--- start Recorded information ---

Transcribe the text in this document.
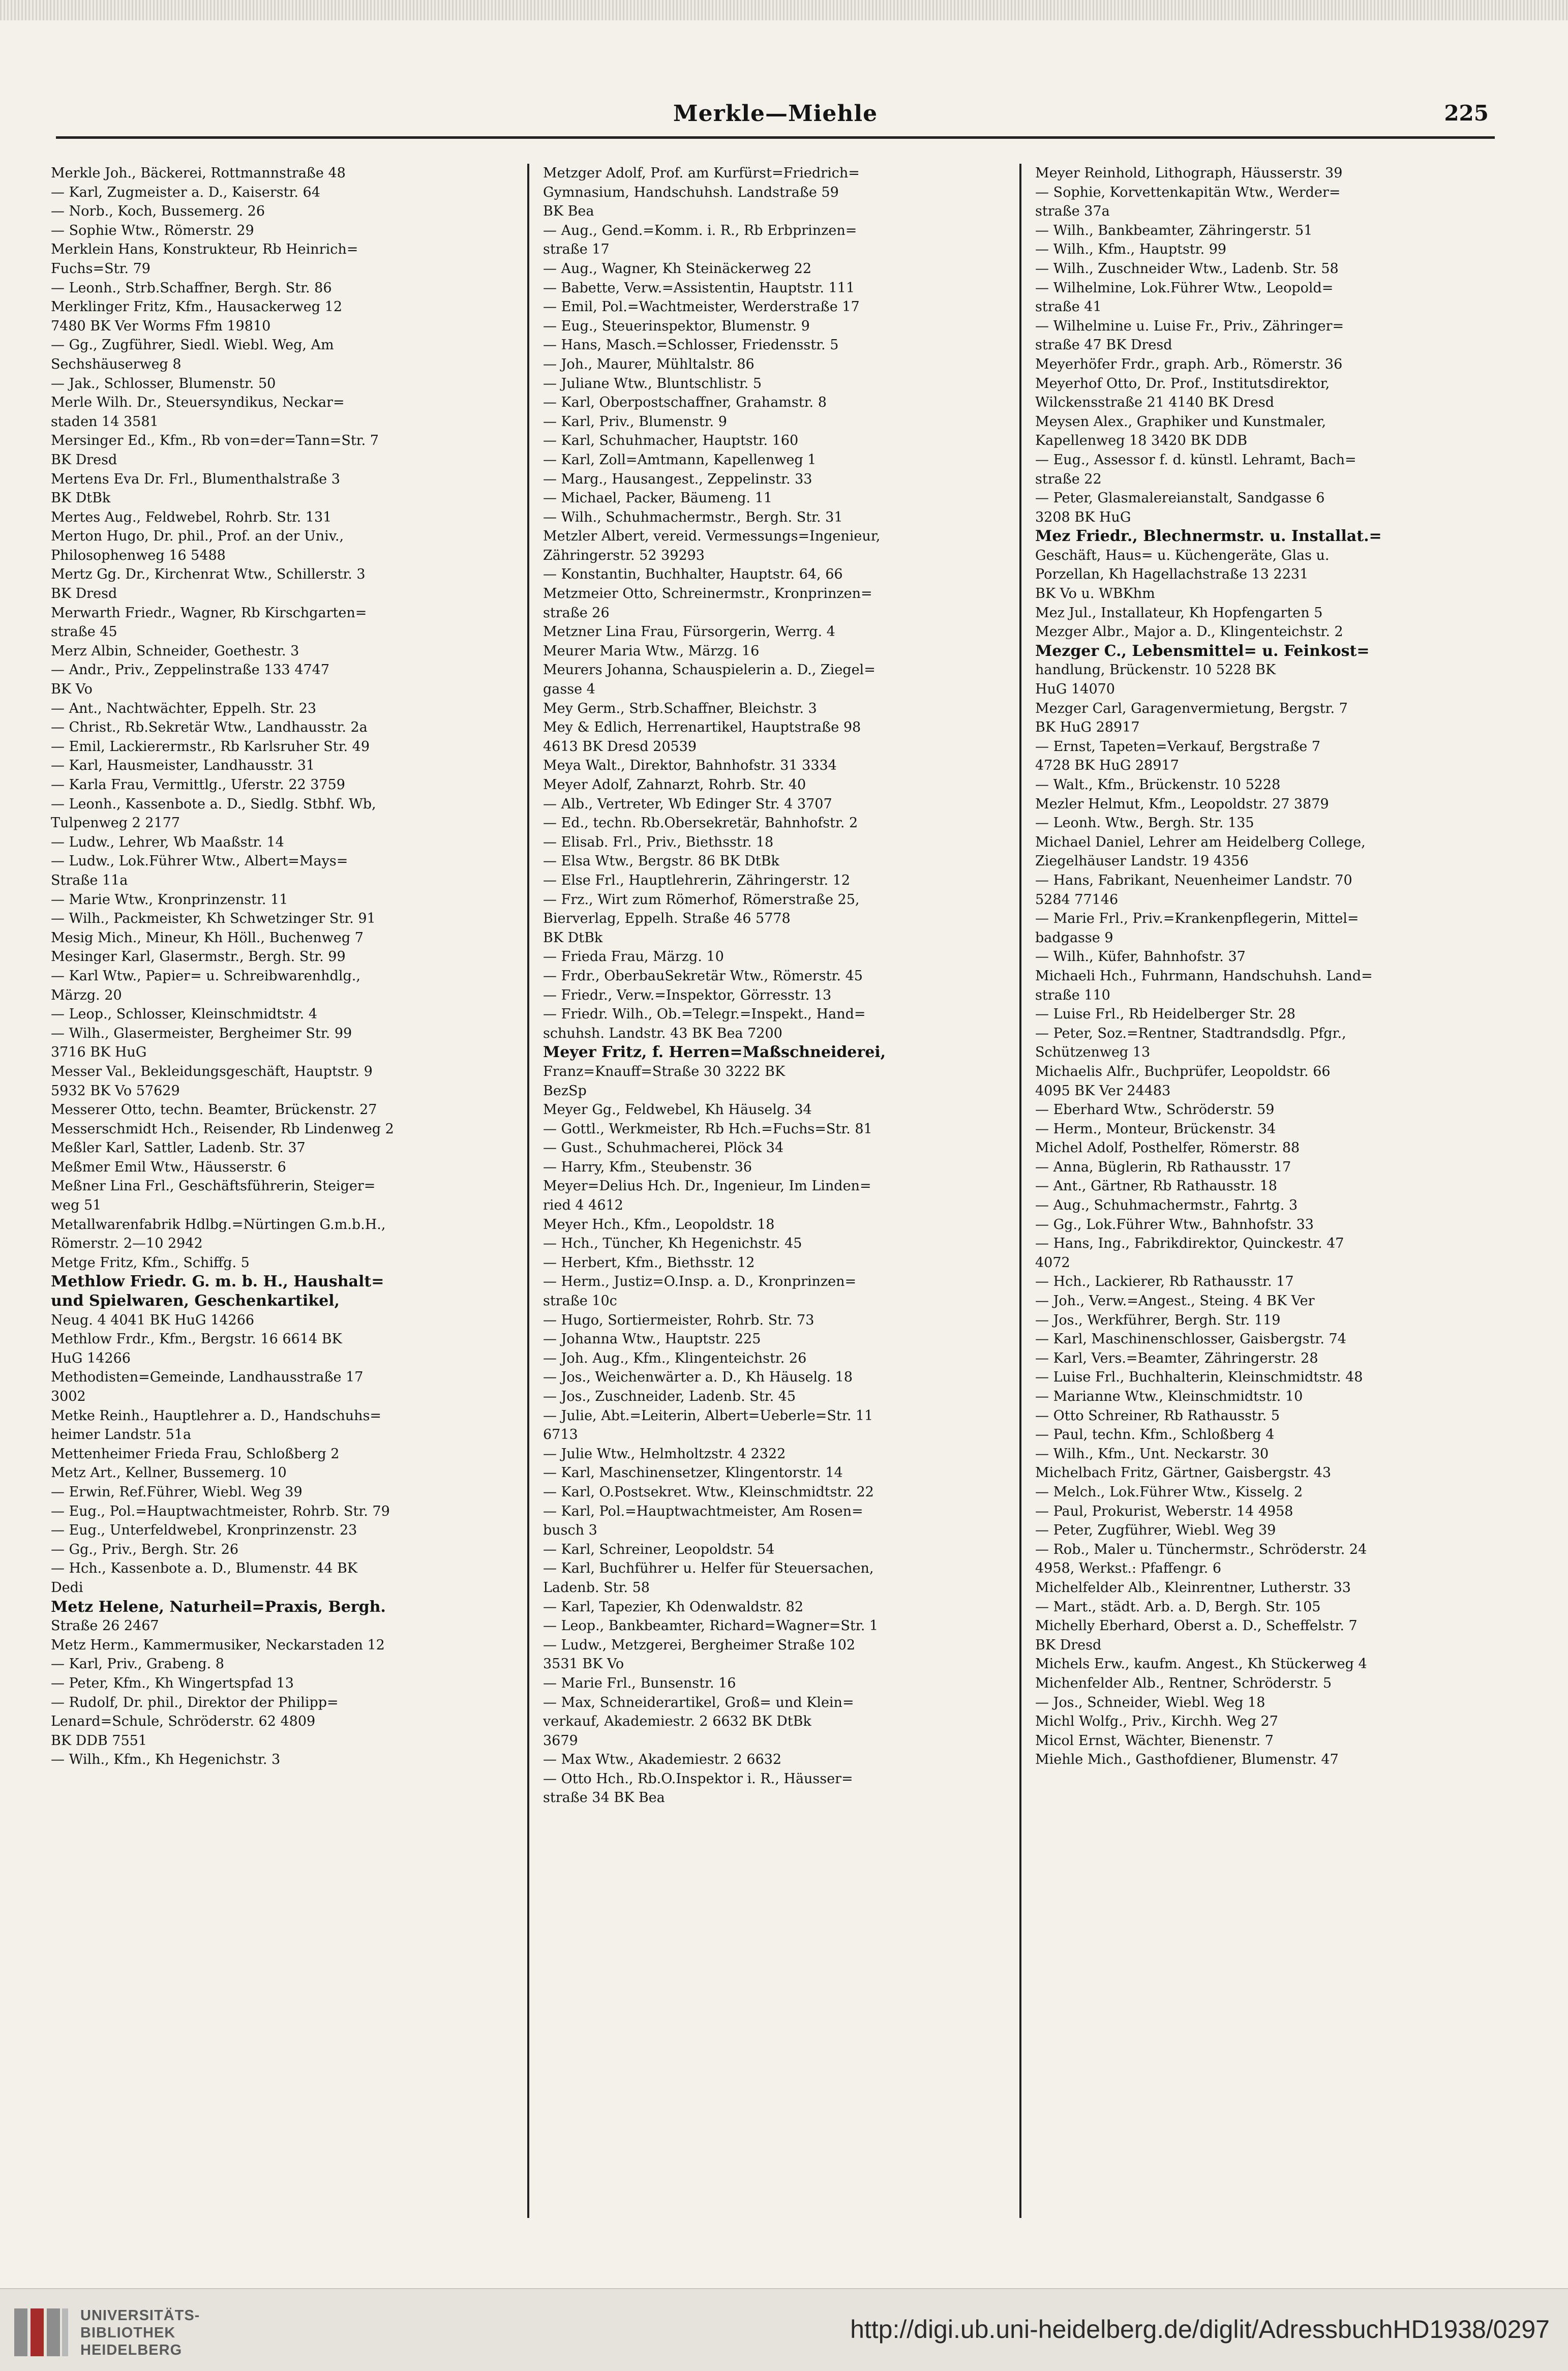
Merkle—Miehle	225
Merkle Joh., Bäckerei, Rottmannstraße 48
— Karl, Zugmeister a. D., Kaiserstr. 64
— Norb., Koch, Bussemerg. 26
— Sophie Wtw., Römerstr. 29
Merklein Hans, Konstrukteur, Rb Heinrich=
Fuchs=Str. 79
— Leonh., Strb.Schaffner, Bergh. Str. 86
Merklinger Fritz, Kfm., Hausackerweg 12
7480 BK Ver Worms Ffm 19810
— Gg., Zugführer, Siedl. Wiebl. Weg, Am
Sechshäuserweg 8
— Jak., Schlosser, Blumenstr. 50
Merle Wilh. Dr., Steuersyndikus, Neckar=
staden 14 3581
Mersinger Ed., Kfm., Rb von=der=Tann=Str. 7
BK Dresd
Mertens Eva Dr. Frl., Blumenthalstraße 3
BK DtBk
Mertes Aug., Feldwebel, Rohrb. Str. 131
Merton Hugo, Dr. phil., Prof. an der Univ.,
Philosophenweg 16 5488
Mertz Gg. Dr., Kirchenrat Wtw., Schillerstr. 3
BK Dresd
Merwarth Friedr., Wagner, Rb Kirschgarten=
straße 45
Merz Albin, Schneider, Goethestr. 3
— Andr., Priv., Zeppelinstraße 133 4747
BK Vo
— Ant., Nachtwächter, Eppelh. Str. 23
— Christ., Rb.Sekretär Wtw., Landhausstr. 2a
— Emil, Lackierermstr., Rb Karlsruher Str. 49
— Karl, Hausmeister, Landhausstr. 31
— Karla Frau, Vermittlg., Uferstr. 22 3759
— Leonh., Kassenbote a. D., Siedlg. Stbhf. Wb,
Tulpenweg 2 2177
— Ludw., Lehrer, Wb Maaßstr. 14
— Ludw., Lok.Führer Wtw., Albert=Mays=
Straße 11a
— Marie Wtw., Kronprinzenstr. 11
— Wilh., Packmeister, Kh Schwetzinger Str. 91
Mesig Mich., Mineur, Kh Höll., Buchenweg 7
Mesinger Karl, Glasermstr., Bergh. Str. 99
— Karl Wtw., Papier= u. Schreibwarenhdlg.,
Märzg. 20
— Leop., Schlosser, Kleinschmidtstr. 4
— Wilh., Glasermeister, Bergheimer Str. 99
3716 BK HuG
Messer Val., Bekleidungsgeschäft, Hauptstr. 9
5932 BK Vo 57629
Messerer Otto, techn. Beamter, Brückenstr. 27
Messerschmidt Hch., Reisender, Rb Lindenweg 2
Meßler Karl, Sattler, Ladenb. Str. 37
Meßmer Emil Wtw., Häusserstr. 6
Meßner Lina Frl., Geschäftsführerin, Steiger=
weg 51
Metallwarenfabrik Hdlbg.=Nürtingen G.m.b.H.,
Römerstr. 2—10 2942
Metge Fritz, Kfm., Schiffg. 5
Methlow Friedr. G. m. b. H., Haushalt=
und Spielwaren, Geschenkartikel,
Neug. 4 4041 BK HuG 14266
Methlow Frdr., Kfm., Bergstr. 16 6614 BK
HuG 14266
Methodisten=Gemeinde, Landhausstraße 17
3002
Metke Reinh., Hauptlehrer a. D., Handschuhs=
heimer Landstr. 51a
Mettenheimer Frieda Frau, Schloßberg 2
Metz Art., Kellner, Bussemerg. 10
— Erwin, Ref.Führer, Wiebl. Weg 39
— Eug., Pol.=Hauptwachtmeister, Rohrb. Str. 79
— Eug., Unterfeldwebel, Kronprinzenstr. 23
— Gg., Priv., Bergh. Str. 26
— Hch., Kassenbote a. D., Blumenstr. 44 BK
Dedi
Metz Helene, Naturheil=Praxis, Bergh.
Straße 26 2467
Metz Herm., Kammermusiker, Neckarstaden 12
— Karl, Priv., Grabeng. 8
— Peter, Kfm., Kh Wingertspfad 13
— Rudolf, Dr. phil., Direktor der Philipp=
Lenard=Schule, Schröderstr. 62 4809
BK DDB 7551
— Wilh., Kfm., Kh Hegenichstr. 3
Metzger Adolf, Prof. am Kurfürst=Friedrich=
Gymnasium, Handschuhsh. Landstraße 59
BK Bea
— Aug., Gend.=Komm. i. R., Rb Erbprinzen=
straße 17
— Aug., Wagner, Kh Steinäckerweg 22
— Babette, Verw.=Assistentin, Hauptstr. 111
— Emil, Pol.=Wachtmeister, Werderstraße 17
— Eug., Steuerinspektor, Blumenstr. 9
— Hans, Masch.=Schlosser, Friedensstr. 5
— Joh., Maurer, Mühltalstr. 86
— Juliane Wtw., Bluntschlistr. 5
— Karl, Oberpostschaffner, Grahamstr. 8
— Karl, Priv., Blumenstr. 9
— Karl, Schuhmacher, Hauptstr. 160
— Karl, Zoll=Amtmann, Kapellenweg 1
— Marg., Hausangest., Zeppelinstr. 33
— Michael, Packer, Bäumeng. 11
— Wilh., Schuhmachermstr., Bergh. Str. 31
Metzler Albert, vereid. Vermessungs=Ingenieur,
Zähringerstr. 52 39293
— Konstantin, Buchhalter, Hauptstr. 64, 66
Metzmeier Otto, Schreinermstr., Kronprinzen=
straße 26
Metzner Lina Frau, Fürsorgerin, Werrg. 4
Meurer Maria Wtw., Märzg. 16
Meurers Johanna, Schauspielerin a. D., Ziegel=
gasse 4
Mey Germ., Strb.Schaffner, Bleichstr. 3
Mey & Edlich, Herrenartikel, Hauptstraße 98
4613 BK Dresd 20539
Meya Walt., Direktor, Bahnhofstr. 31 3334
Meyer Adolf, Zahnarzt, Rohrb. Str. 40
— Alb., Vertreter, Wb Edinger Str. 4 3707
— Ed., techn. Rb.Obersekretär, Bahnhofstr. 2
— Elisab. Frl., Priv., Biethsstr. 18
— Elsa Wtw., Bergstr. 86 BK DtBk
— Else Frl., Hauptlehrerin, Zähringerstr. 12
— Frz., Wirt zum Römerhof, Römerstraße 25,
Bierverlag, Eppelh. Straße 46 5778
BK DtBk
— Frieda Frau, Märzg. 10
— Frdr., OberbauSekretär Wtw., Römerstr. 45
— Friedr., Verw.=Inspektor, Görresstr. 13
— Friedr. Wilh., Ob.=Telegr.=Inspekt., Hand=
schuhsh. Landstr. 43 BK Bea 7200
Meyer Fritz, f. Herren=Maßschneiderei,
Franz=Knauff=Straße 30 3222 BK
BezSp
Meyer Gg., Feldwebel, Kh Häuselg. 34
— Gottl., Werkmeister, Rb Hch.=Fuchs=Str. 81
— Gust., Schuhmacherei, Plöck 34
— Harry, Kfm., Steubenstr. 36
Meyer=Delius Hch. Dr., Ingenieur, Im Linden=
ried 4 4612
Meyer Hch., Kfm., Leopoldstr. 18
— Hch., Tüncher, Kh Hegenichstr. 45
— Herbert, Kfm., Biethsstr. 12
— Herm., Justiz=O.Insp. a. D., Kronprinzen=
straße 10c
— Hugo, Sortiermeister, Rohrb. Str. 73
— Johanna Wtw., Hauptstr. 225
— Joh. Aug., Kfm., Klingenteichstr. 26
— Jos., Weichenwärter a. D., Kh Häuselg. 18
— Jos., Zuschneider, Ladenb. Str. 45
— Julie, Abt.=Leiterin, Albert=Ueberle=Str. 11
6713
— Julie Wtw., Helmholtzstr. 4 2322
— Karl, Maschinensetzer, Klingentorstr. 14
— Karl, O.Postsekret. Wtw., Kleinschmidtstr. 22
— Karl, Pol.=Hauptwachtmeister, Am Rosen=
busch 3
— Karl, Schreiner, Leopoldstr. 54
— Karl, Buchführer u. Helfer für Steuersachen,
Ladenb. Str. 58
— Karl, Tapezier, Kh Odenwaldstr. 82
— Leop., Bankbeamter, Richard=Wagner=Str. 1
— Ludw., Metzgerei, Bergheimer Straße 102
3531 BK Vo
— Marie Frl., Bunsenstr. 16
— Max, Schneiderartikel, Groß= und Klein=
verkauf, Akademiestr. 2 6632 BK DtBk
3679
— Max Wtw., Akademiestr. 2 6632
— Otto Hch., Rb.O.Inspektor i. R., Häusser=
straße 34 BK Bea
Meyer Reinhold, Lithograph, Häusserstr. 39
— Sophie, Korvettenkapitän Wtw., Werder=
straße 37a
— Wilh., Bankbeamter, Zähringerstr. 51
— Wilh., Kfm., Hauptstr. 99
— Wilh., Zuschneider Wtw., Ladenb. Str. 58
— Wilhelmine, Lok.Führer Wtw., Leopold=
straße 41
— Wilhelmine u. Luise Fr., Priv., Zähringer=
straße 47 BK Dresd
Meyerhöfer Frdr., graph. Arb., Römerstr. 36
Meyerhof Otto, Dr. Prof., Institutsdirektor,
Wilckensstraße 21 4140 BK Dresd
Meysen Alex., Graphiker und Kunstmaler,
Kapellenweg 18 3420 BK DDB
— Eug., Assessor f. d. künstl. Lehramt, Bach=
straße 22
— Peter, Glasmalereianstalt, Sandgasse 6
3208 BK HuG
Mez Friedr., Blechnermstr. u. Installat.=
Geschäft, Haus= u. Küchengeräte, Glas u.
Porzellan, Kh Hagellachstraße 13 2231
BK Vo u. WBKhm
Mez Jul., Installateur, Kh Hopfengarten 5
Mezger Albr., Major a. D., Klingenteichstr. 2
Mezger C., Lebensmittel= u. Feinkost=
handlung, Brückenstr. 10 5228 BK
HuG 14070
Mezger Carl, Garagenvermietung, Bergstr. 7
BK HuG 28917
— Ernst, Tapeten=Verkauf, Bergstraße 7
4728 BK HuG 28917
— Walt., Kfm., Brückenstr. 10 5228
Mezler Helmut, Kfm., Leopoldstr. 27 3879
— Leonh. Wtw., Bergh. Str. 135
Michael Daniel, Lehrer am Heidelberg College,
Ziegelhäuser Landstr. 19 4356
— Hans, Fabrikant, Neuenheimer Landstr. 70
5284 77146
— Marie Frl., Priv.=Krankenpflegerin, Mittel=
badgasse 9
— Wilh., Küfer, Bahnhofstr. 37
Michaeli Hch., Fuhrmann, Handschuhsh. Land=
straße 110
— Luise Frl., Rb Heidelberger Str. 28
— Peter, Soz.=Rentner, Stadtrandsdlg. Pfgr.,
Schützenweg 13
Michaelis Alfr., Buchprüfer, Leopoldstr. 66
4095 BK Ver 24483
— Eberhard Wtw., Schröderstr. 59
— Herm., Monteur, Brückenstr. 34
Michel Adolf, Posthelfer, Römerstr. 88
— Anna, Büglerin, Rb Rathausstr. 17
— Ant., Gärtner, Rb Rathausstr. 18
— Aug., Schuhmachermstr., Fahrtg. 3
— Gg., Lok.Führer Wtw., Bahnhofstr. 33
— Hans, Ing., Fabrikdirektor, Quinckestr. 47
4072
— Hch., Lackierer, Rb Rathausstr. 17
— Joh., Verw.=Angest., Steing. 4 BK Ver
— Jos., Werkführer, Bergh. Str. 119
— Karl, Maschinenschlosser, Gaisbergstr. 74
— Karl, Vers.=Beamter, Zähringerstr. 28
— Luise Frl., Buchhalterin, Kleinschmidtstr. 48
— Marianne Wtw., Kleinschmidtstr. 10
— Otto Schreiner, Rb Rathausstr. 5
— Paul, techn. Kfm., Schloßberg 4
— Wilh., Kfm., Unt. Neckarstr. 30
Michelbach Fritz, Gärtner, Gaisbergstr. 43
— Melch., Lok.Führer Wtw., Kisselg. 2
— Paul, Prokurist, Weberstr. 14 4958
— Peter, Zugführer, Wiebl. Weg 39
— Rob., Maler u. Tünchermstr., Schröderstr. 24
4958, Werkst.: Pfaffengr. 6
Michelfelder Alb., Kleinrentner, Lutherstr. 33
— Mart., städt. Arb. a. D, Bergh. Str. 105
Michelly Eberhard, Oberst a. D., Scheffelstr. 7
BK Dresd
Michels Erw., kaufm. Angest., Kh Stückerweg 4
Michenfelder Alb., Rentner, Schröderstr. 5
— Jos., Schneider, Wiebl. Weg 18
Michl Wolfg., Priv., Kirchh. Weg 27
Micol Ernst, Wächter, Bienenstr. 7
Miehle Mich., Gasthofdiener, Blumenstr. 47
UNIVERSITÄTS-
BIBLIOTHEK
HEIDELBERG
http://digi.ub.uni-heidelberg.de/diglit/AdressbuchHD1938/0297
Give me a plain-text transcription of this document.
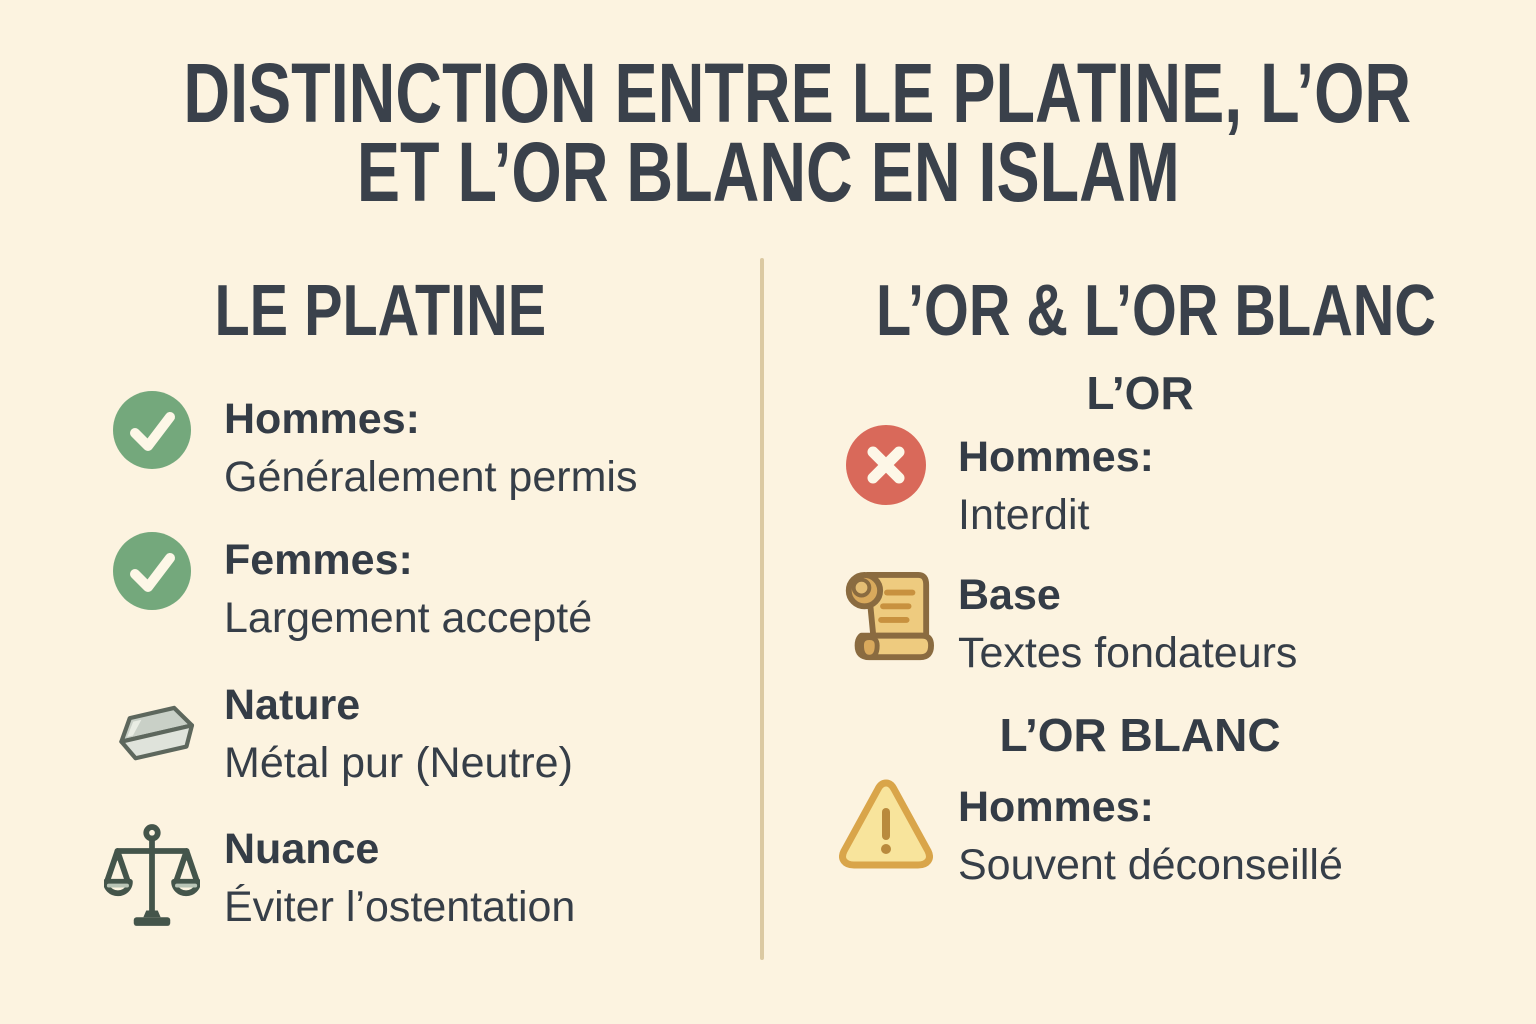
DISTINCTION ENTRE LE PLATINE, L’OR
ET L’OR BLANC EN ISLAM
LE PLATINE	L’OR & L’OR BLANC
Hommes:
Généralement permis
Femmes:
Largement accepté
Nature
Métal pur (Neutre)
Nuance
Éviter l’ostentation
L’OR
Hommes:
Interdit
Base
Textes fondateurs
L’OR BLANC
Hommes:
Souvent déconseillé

--- end Recorded information ---

Given problem » State the number of lines in the preceding entries that include the word "Bahnhofstr". Provide nothing else.

Reply to the task » 4